* _Objective_: Count lines, not occurrences: report how many lines in the records hold the string "model", and nothing else.

+++++

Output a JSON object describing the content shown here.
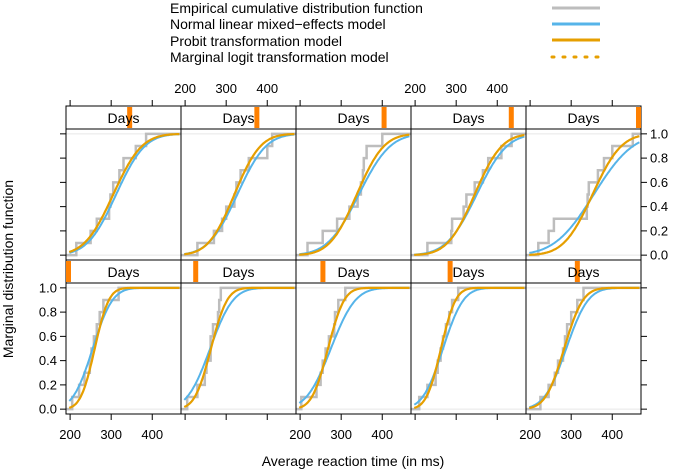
{
  "chart_data": {
    "type": "line",
    "layout": "lattice 5 columns x 2 rows, one panel per subject (Days strip)",
    "xlabel": "Average reaction time (in ms)",
    "ylabel": "Marginal distribution function",
    "xlim": [
      190,
      470
    ],
    "ylim": [
      -0.04,
      1.04
    ],
    "x_ticks": [
      200,
      300,
      400
    ],
    "y_ticks": [
      0.0,
      0.2,
      0.4,
      0.6,
      0.8,
      1.0
    ],
    "y_tick_labels": [
      "0.0",
      "0.2",
      "0.4",
      "0.6",
      "0.8",
      "1.0"
    ],
    "strip_label": "Days",
    "legend": {
      "placement": "top",
      "entries": [
        {
          "label": "Empirical cumulative distribution function",
          "color": "#BDBDBD",
          "style": "solid"
        },
        {
          "label": "Normal linear mixed−effects model",
          "color": "#56B4E9",
          "style": "solid"
        },
        {
          "label": "Probit transformation model",
          "color": "#E69F00",
          "style": "solid"
        },
        {
          "label": "Marginal logit transformation model",
          "color": "#E69F00",
          "style": "dotted"
        }
      ]
    },
    "colors": {
      "ecdf": "#BDBDBD",
      "normal": "#56B4E9",
      "probit": "#E69F00",
      "strip_marker": "#FF8000",
      "refline": "#E6E6E6"
    },
    "panels": [
      {
        "row": "bottom",
        "col": 1,
        "days_marker": 0.0,
        "ecdf": [
          205,
          222,
          235,
          248,
          252,
          258,
          265,
          272,
          281,
          318
        ],
        "normal": {
          "mean": 255,
          "sd": 38
        },
        "probit": {
          "mean": 260,
          "sd": 27
        }
      },
      {
        "row": "bottom",
        "col": 2,
        "days_marker": 0.111,
        "ecdf": [
          205,
          230,
          248,
          252,
          262,
          262,
          268,
          280,
          283,
          287
        ],
        "normal": {
          "mean": 261,
          "sd": 44
        },
        "probit": {
          "mean": 263,
          "sd": 31
        }
      },
      {
        "row": "bottom",
        "col": 3,
        "days_marker": 0.222,
        "ecdf": [
          203,
          240,
          250,
          255,
          262,
          270,
          283,
          285,
          293,
          310
        ],
        "normal": {
          "mean": 275,
          "sd": 47
        },
        "probit": {
          "mean": 268,
          "sd": 31
        }
      },
      {
        "row": "bottom",
        "col": 4,
        "days_marker": 0.333,
        "ecdf": [
          210,
          230,
          250,
          255,
          262,
          268,
          275,
          283,
          290,
          305
        ],
        "normal": {
          "mean": 268,
          "sd": 39
        },
        "probit": {
          "mean": 263,
          "sd": 28
        }
      },
      {
        "row": "bottom",
        "col": 5,
        "days_marker": 0.444,
        "ecdf": [
          225,
          245,
          260,
          268,
          280,
          285,
          290,
          300,
          315,
          330
        ],
        "normal": {
          "mean": 288,
          "sd": 42
        },
        "probit": {
          "mean": 283,
          "sd": 36
        }
      },
      {
        "row": "top",
        "col": 1,
        "days_marker": 0.556,
        "ecdf": [
          215,
          250,
          265,
          295,
          298,
          305,
          320,
          330,
          360,
          385
        ],
        "normal": {
          "mean": 312,
          "sd": 55
        },
        "probit": {
          "mean": 305,
          "sd": 55
        }
      },
      {
        "row": "top",
        "col": 2,
        "days_marker": 0.667,
        "ecdf": [
          230,
          270,
          290,
          300,
          320,
          325,
          335,
          355,
          400,
          412
        ],
        "normal": {
          "mean": 327,
          "sd": 55
        },
        "probit": {
          "mean": 320,
          "sd": 50
        }
      },
      {
        "row": "top",
        "col": 3,
        "days_marker": 0.778,
        "ecdf": [
          218,
          255,
          290,
          320,
          340,
          348,
          353,
          355,
          362,
          400
        ],
        "normal": {
          "mean": 343,
          "sd": 60
        },
        "probit": {
          "mean": 338,
          "sd": 52
        }
      },
      {
        "row": "top",
        "col": 4,
        "days_marker": 0.889,
        "ecdf": [
          230,
          288,
          290,
          318,
          325,
          345,
          365,
          378,
          410,
          435
        ],
        "normal": {
          "mean": 350,
          "sd": 58
        },
        "probit": {
          "mean": 345,
          "sd": 52
        }
      },
      {
        "row": "top",
        "col": 5,
        "days_marker": 1.0,
        "ecdf": [
          220,
          245,
          258,
          338,
          340,
          343,
          365,
          380,
          400,
          450
        ],
        "normal": {
          "mean": 355,
          "sd": 75
        },
        "probit": {
          "mean": 352,
          "sd": 55
        }
      }
    ]
  }
}
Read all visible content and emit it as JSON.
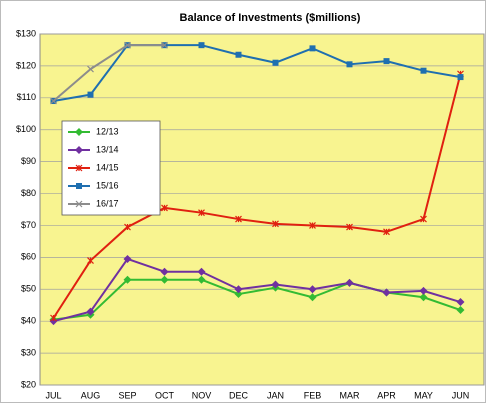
{
  "chart_data": {
    "type": "line",
    "title": "Balance of Investments ($millions)",
    "categories": [
      "JUL",
      "AUG",
      "SEP",
      "OCT",
      "NOV",
      "DEC",
      "JAN",
      "FEB",
      "MAR",
      "APR",
      "MAY",
      "JUN"
    ],
    "series": [
      {
        "name": "12/13",
        "color": "#33bb33",
        "marker": "diamond",
        "values": [
          40.5,
          42,
          53,
          53,
          53,
          48.5,
          50.5,
          47.5,
          52,
          49,
          47.5,
          43.5
        ]
      },
      {
        "name": "13/14",
        "color": "#7030a0",
        "marker": "diamond",
        "values": [
          40,
          43,
          59.5,
          55.5,
          55.5,
          50,
          51.5,
          50,
          52,
          49,
          49.5,
          46
        ]
      },
      {
        "name": "14/15",
        "color": "#e02010",
        "marker": "star",
        "values": [
          41,
          59,
          69.5,
          75.5,
          74,
          72,
          70.5,
          70,
          69.5,
          68,
          72,
          117.5
        ]
      },
      {
        "name": "15/16",
        "color": "#1f6fb0",
        "marker": "square",
        "values": [
          109,
          111,
          126.5,
          126.5,
          126.5,
          123.5,
          121,
          125.5,
          120.5,
          121.5,
          118.5,
          116.5
        ]
      },
      {
        "name": "16/17",
        "color": "#8c8c8c",
        "marker": "x",
        "values": [
          109,
          119,
          126.5,
          126.5,
          null,
          null,
          null,
          null,
          null,
          null,
          null,
          null
        ]
      }
    ],
    "ylim": [
      20,
      130
    ],
    "yticks": [
      {
        "value": 20,
        "label": "$20"
      },
      {
        "value": 30,
        "label": "$30"
      },
      {
        "value": 40,
        "label": "$40"
      },
      {
        "value": 50,
        "label": "$50"
      },
      {
        "value": 60,
        "label": "$60"
      },
      {
        "value": 70,
        "label": "$70"
      },
      {
        "value": 80,
        "label": "$80"
      },
      {
        "value": 90,
        "label": "$90"
      },
      {
        "value": 100,
        "label": "$100"
      },
      {
        "value": 110,
        "label": "$110"
      },
      {
        "value": 120,
        "label": "$120"
      },
      {
        "value": 130,
        "label": "$130"
      }
    ],
    "grid": true,
    "legend": "left"
  }
}
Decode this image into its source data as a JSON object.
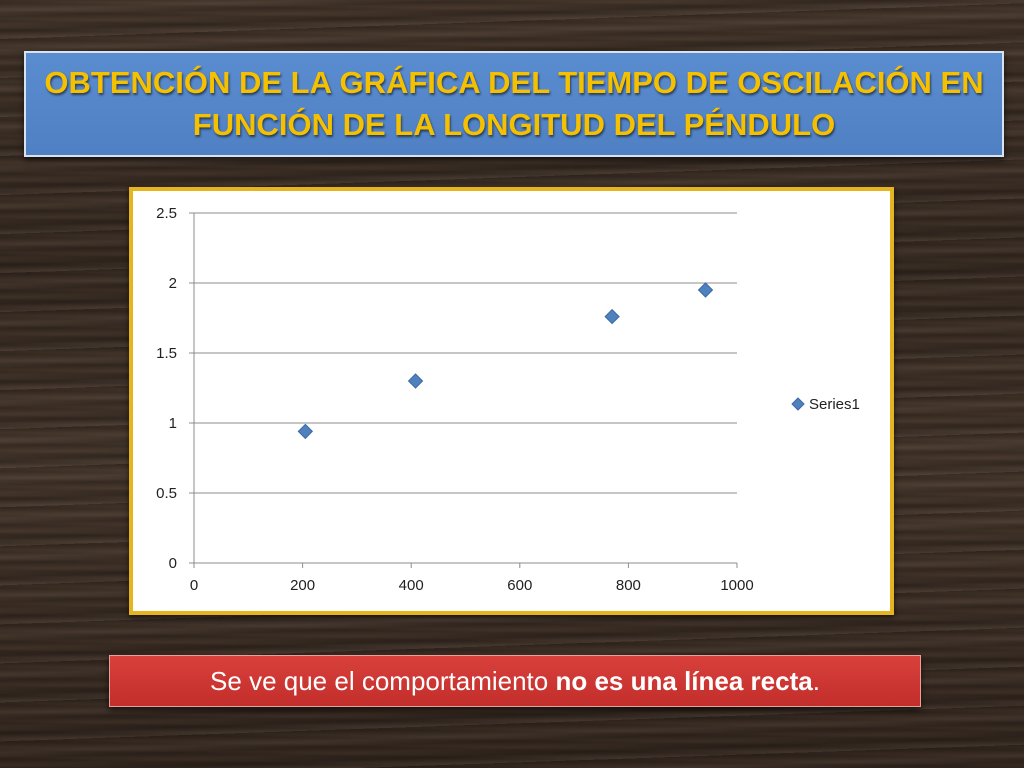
{
  "slide": {
    "title": "OBTENCIÓN DE LA GRÁFICA DEL TIEMPO DE OSCILACIÓN EN FUNCIÓN DE LA LONGITUD DEL PÉNDULO",
    "note_prefix": "Se ve que el comportamiento ",
    "note_bold": "no es una línea recta",
    "note_suffix": "."
  },
  "colors": {
    "title_text": "#f5c000",
    "title_bg": "#4f81bd",
    "frame_border": "#e6b41e",
    "marker": "#4f81bd",
    "note_bg": "#c9302c"
  },
  "chart_data": {
    "type": "scatter",
    "title": "",
    "xlabel": "",
    "ylabel": "",
    "xlim": [
      0,
      1000
    ],
    "ylim": [
      0,
      2.5
    ],
    "x_ticks": [
      "0",
      "200",
      "400",
      "600",
      "800",
      "1000"
    ],
    "y_ticks": [
      "0",
      "0.5",
      "1",
      "1.5",
      "2",
      "2.5"
    ],
    "grid": "horizontal",
    "legend_position": "right",
    "marker": "diamond",
    "series": [
      {
        "name": "Series1",
        "x": [
          205,
          408,
          770,
          942
        ],
        "y": [
          0.94,
          1.3,
          1.76,
          1.95
        ]
      }
    ]
  }
}
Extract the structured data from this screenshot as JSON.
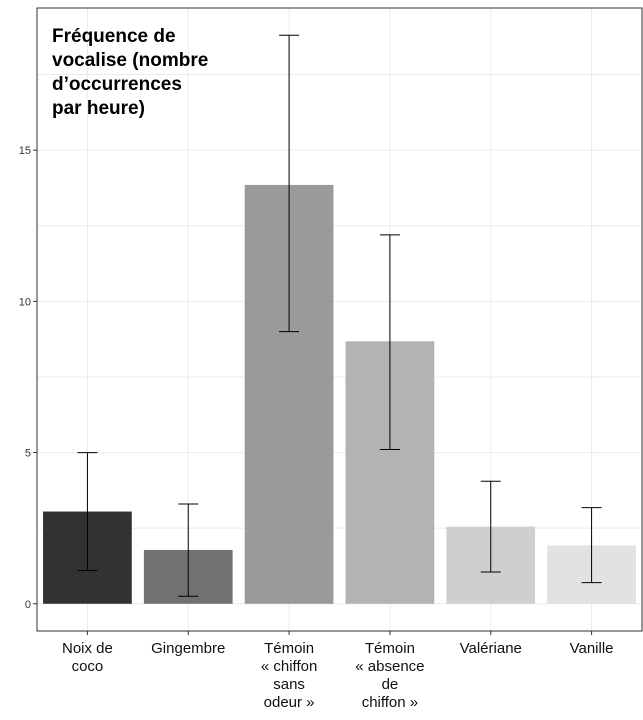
{
  "chart_data": {
    "type": "bar",
    "title_lines": [
      "Fréquence de",
      "vocalise (nombre",
      "d’occurrences",
      "par heure)"
    ],
    "categories": [
      {
        "lines": [
          "Noix de",
          "coco"
        ]
      },
      {
        "lines": [
          "Gingembre"
        ]
      },
      {
        "lines": [
          "Témoin",
          "« chiffon",
          "sans",
          "odeur »"
        ]
      },
      {
        "lines": [
          "Témoin",
          "« absence",
          "de",
          "chiffon »"
        ]
      },
      {
        "lines": [
          "Valériane"
        ]
      },
      {
        "lines": [
          "Vanille"
        ]
      }
    ],
    "values": [
      3.05,
      1.78,
      13.85,
      8.68,
      2.55,
      1.93
    ],
    "error_bars": [
      {
        "low": 1.1,
        "high": 5.0
      },
      {
        "low": 0.25,
        "high": 3.3
      },
      {
        "low": 9.0,
        "high": 18.8
      },
      {
        "low": 5.1,
        "high": 12.2
      },
      {
        "low": 1.05,
        "high": 4.05
      },
      {
        "low": 0.7,
        "high": 3.18
      }
    ],
    "bar_colors": [
      "#323232",
      "#717171",
      "#9a9a9a",
      "#b3b3b3",
      "#cfcfcf",
      "#e2e2e2"
    ],
    "yticks": [
      0,
      5,
      10,
      15
    ],
    "ytick_labels": [
      "0",
      "5",
      "10",
      "15"
    ],
    "ylim": [
      -0.9,
      19.7
    ],
    "grid": true,
    "legend": "none",
    "xlabel": "",
    "ylabel": ""
  }
}
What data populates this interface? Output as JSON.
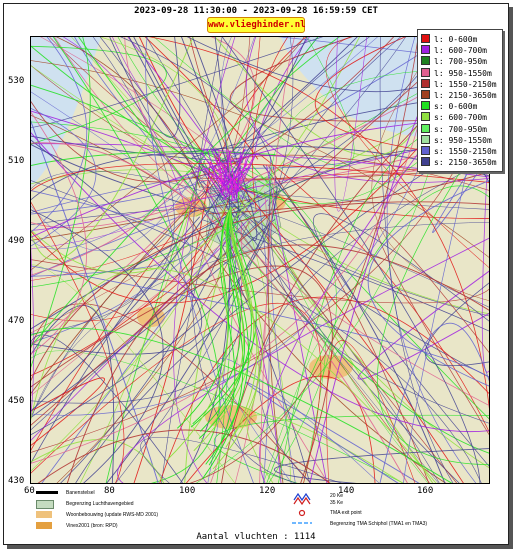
{
  "header": {
    "title": "2023-09-28 11:30:00 - 2023-09-28 16:59:59 CET",
    "site": "www.vlieghinder.nl"
  },
  "axes": {
    "y_ticks": [
      "530",
      "510",
      "490",
      "470",
      "450",
      "430"
    ],
    "x_ticks": [
      "60",
      "80",
      "100",
      "120",
      "140",
      "160"
    ]
  },
  "legend": [
    {
      "label": "l: 0-600m",
      "color": "#e01010"
    },
    {
      "label": "l: 600-700m",
      "color": "#a020e0"
    },
    {
      "label": "l: 700-950m",
      "color": "#208020"
    },
    {
      "label": "l: 950-1550m",
      "color": "#e06090"
    },
    {
      "label": "l: 1550-2150m",
      "color": "#b03030"
    },
    {
      "label": "l: 2150-3650m",
      "color": "#a04020"
    },
    {
      "label": "s: 0-600m",
      "color": "#20e020"
    },
    {
      "label": "s: 600-700m",
      "color": "#90e040"
    },
    {
      "label": "s: 700-950m",
      "color": "#60f060"
    },
    {
      "label": "s: 950-1550m",
      "color": "#a0e0a0"
    },
    {
      "label": "s: 1550-2150m",
      "color": "#6060d0"
    },
    {
      "label": "s: 2150-3650m",
      "color": "#404090"
    }
  ],
  "bottom_legend": {
    "runways": "Banenstelsel",
    "airport_boundary": "Begrenzing Luchthavengebied",
    "housing": "Woonbebouwing (update RWS-MD 2001)",
    "vinex": "Vinex2001 (bron: RPD)",
    "km20": "20 Ke",
    "km35": "35 Ke",
    "tma_exit": "TMA exit point",
    "tma_boundary": "Begrenzing TMA Schiphol  (TMA1 en TMA3)"
  },
  "footer": {
    "flight_count": "Aantal vluchten : 1114"
  },
  "colors": {
    "sea": "#cfe1f0",
    "land": "#e9e6c8",
    "urban": "#efc27c",
    "boundary_fill": "#c5dcc0"
  }
}
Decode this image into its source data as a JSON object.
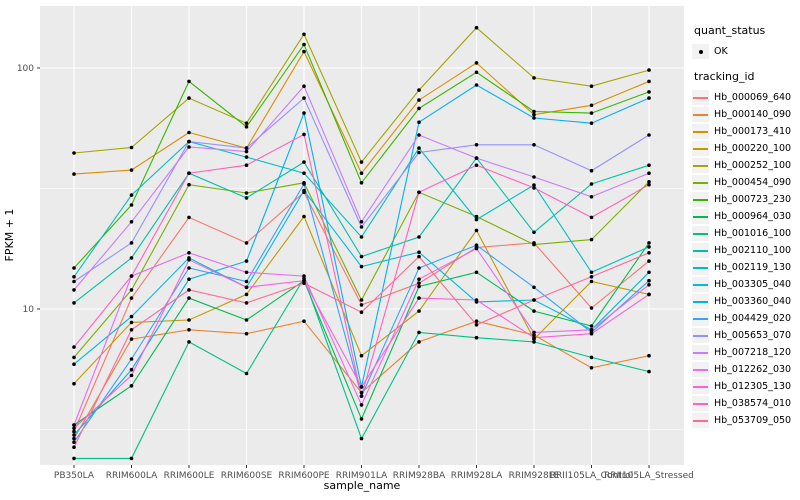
{
  "figure": {
    "x_axis_title": "sample_name",
    "y_axis_title": "FPKM + 1"
  },
  "legend": {
    "quant_title": "quant_status",
    "quant_items": [
      {
        "label": "OK",
        "symbol": "point"
      }
    ],
    "tracking_title": "tracking_id"
  },
  "colors": {
    "panel_background": "#ebebeb",
    "grid_major": "#ffffff",
    "grid_minor": "#f7f7f7",
    "point": "#000000",
    "tick_text": "#4d4d4d",
    "tick_mark": "#333333"
  },
  "chart_data": {
    "type": "line",
    "title": "",
    "xlabel": "sample_name",
    "ylabel": "FPKM + 1",
    "y_scale": "log10",
    "y_tick_labels": [
      "100",
      "10"
    ],
    "y_tick_values": [
      100,
      10
    ],
    "y_minor_values": [
      31.6,
      3.16
    ],
    "ylim": [
      2.2,
      175
    ],
    "grid": true,
    "legend_position": "right",
    "point_shape": "filled-dot",
    "categories": [
      "PB350LA",
      "RRIM600LA",
      "RRIM600LE",
      "RRIM600SE",
      "RRIM600PE",
      "RRIM901LA",
      "RRIM928BA",
      "RRIM928LA",
      "RRIM928LE",
      "RRII105LA_Control",
      "RRII105LA_Stressed"
    ],
    "series": [
      {
        "name": "Hb_000069_640",
        "color": "#F8766D",
        "values": [
          3.1,
          11.1,
          24,
          18.8,
          30.5,
          10.4,
          12.8,
          18,
          18.8,
          10.1,
          15.8
        ]
      },
      {
        "name": "Hb_000140_090",
        "color": "#EA8331",
        "values": [
          2.9,
          7.5,
          8.2,
          7.9,
          8.9,
          4.5,
          7.3,
          8.9,
          7.8,
          5.7,
          6.4
        ]
      },
      {
        "name": "Hb_000173_410",
        "color": "#D89000",
        "values": [
          36.3,
          37.7,
          54,
          46.5,
          117,
          36.6,
          73.6,
          105,
          64,
          70,
          88
        ]
      },
      {
        "name": "Hb_000220_100",
        "color": "#C09B00",
        "values": [
          4.9,
          8.8,
          9.0,
          11.5,
          24.2,
          6.4,
          9.8,
          21.2,
          7.5,
          13.0,
          11.5
        ]
      },
      {
        "name": "Hb_000252_100",
        "color": "#A3A500",
        "values": [
          44.4,
          46.8,
          75,
          59,
          138,
          40.7,
          81,
          147,
          91,
          84,
          98
        ]
      },
      {
        "name": "Hb_000454_090",
        "color": "#7CAE00",
        "values": [
          6.3,
          12.0,
          32.8,
          30.3,
          33.4,
          10.9,
          30.5,
          24.2,
          18.5,
          19.4,
          33.7
        ]
      },
      {
        "name": "Hb_000723_230",
        "color": "#39B600",
        "values": [
          14.8,
          27.0,
          88,
          57,
          125,
          33.4,
          68,
          96,
          66,
          65,
          79.6
        ]
      },
      {
        "name": "Hb_000964_030",
        "color": "#00BB4E",
        "values": [
          3.3,
          4.8,
          11.1,
          9.0,
          13.1,
          3.5,
          12.4,
          14.2,
          9.8,
          8.5,
          18.8
        ]
      },
      {
        "name": "Hb_001016_100",
        "color": "#00C087",
        "values": [
          2.4,
          2.4,
          7.3,
          5.4,
          13.4,
          2.9,
          8.0,
          7.6,
          7.3,
          6.3,
          5.5
        ]
      },
      {
        "name": "Hb_002110_100",
        "color": "#00C1A3",
        "values": [
          10.6,
          16.3,
          36.6,
          28.9,
          40.7,
          16.5,
          19.9,
          42.3,
          20.8,
          33,
          39.5
        ]
      },
      {
        "name": "Hb_002119_130",
        "color": "#00BFC4",
        "values": [
          13.6,
          29.7,
          49.5,
          42.7,
          36.6,
          19.9,
          46.5,
          23.5,
          32.7,
          14.2,
          18.1
        ]
      },
      {
        "name": "Hb_003305_040",
        "color": "#00BAE0",
        "values": [
          5.9,
          9.3,
          16.3,
          12.3,
          31,
          15.0,
          17.2,
          10.7,
          10.9,
          8.2,
          14.2
        ]
      },
      {
        "name": "Hb_003360_040",
        "color": "#00B0F6",
        "values": [
          3.0,
          5.6,
          13.3,
          15.8,
          65,
          4.75,
          59.6,
          85,
          62,
          59,
          75
        ]
      },
      {
        "name": "Hb_004429_020",
        "color": "#35A2FF",
        "values": [
          2.8,
          6.2,
          14.8,
          13.0,
          33,
          4.35,
          14.8,
          18.4,
          12.3,
          8.0,
          13.1
        ]
      },
      {
        "name": "Hb_005653_070",
        "color": "#9590FF",
        "values": [
          13.0,
          18.8,
          49.5,
          46.5,
          75,
          21.9,
          44.6,
          48,
          48,
          37.5,
          52.7
        ]
      },
      {
        "name": "Hb_007218_120",
        "color": "#C77CFF",
        "values": [
          12.0,
          23.0,
          47,
          45,
          84,
          23.0,
          52.7,
          42.3,
          35.3,
          29.2,
          36.6
        ]
      },
      {
        "name": "Hb_012262_030",
        "color": "#E76BF3",
        "values": [
          3.3,
          13.7,
          17.1,
          14.2,
          13.7,
          4.0,
          13.3,
          17.8,
          8.0,
          8.2,
          12.6
        ]
      },
      {
        "name": "Hb_012305_130",
        "color": "#FA62DB",
        "values": [
          3.2,
          5.3,
          16.0,
          12.3,
          13.1,
          4.75,
          11.1,
          10.9,
          7.6,
          7.9,
          11.5
        ]
      },
      {
        "name": "Hb_038574_010",
        "color": "#FF62BC",
        "values": [
          6.95,
          13.7,
          36.6,
          39.5,
          53,
          4.35,
          30.5,
          39.5,
          31.8,
          24,
          32.8
        ]
      },
      {
        "name": "Hb_053709_050",
        "color": "#FF6A98",
        "values": [
          2.67,
          8.2,
          12.0,
          10.6,
          12.8,
          9.7,
          16.5,
          8.6,
          10.9,
          13.6,
          17.1
        ]
      }
    ]
  }
}
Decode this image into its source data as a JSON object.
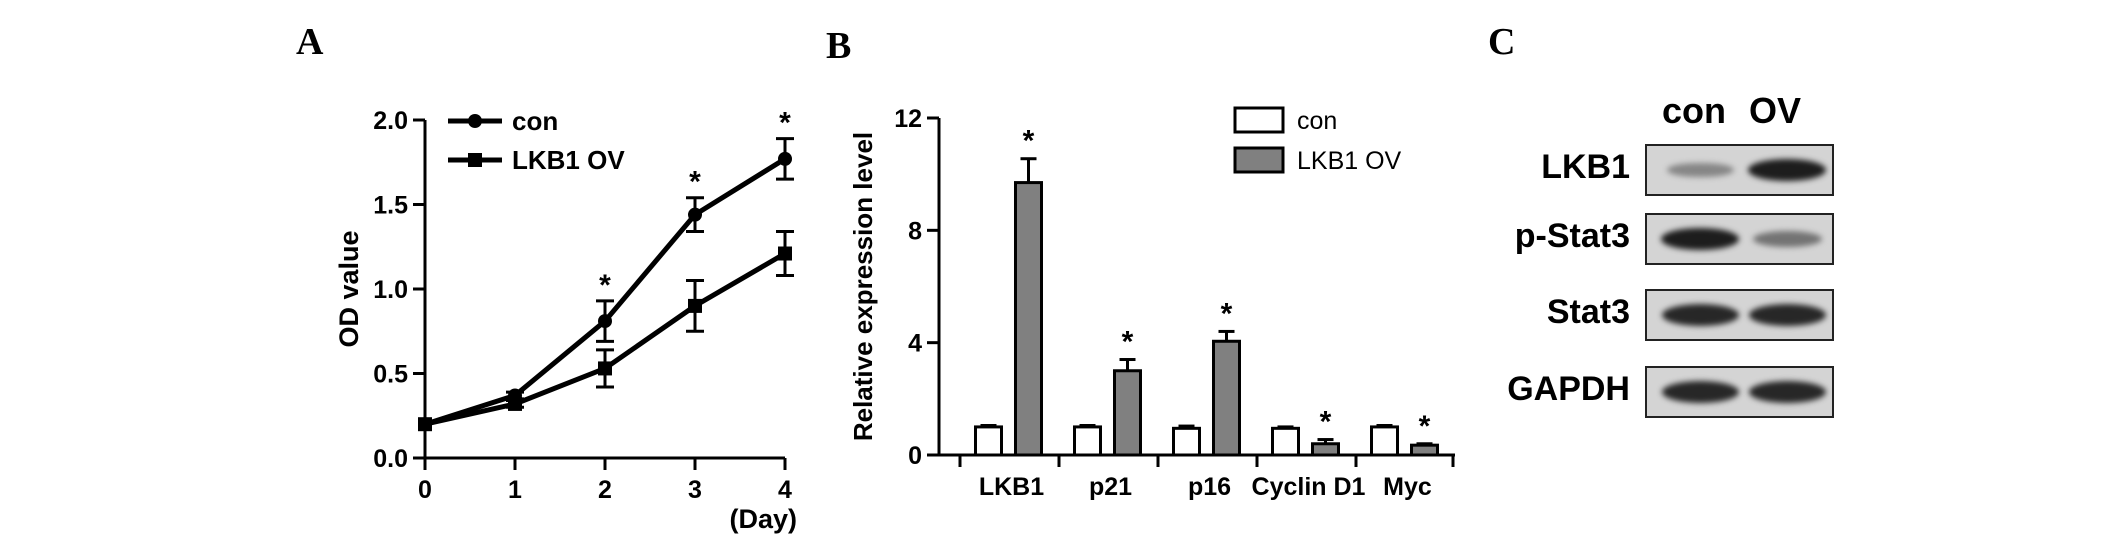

+++++

* _Output of the task_: 3